[Data items]
"""
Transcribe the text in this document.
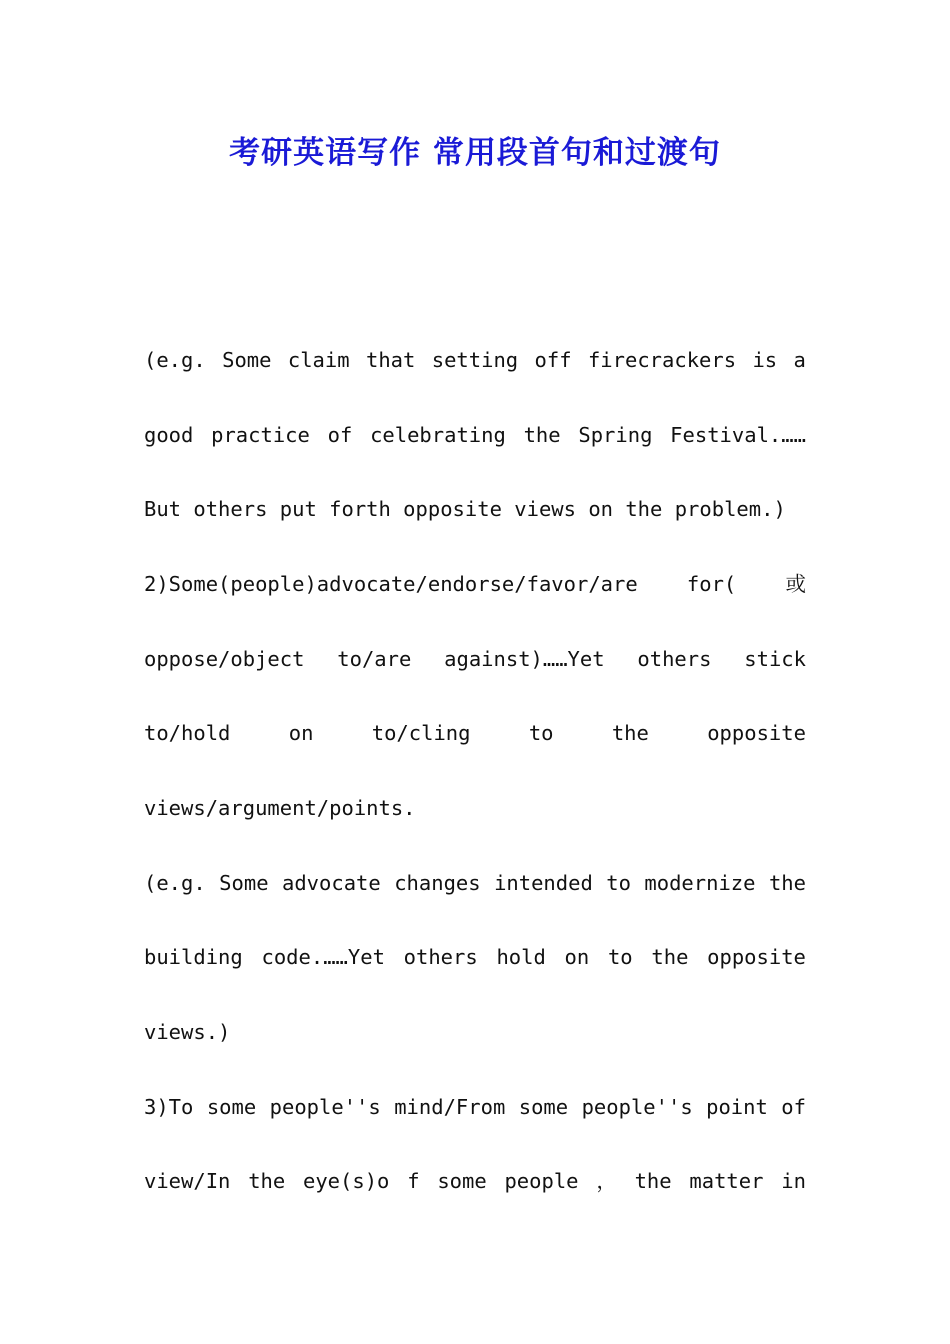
考研英语写作 常用段首句和过渡句

(e.g. Some claim that setting off firecrackers is a

good practice of celebrating the Spring Festival.……

But others put forth opposite views on the problem.)

2)Some(people)advocate/endorse/favor/are for( 或

oppose/object to/are against)……Yet others stick

to/hold	on	to/cling	to	the	opposite

views/argument/points.

(e.g. Some advocate changes intended to modernize the

building code.……Yet others hold on to the opposite

views.)

3)To some people''s mind/From some people''s point of

view/In the eye(s)o f some people ， the matter in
"""
WHAT YOU WILL DO
Using the entries above, tally how many lines have the word "opposite" in them; write the number and nothing more.

CORRECT OUTPUT
3